Stored entries
* * * *

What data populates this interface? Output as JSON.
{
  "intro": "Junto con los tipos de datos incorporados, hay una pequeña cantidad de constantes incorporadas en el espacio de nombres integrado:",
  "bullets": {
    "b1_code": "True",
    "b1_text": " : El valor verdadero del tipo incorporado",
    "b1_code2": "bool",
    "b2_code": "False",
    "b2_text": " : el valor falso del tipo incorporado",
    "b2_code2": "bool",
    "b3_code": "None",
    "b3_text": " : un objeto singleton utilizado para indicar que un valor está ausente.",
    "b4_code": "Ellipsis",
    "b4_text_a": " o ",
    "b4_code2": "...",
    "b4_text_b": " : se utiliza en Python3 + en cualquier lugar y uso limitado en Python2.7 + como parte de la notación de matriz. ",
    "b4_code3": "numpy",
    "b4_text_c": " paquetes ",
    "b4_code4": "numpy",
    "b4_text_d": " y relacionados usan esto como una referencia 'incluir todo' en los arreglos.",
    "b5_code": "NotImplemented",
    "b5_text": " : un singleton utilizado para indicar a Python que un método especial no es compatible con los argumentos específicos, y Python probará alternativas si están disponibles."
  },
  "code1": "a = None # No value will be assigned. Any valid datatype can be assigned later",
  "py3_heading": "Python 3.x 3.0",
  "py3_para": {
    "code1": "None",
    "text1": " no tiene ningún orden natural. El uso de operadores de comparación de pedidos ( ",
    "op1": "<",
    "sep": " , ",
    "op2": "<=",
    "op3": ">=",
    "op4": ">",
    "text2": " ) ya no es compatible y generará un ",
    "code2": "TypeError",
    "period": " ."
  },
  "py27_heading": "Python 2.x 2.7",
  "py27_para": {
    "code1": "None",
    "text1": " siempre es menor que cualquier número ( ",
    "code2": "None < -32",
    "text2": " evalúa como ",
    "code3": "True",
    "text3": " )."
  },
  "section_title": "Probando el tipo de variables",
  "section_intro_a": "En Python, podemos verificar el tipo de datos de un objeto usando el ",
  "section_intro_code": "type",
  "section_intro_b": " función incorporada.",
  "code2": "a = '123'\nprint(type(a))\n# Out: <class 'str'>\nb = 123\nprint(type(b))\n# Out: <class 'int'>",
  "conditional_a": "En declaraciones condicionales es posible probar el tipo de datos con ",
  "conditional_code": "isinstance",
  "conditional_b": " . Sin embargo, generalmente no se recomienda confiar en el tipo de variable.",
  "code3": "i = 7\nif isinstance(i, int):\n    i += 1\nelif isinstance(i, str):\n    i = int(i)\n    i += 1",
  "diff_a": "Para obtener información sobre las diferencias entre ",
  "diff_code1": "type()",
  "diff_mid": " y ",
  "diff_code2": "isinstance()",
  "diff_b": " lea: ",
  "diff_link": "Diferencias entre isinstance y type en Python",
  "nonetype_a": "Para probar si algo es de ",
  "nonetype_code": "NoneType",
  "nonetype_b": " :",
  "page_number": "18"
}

* * * *

Give nothing but the count of lines in the listing above that hold the string "indicar".

2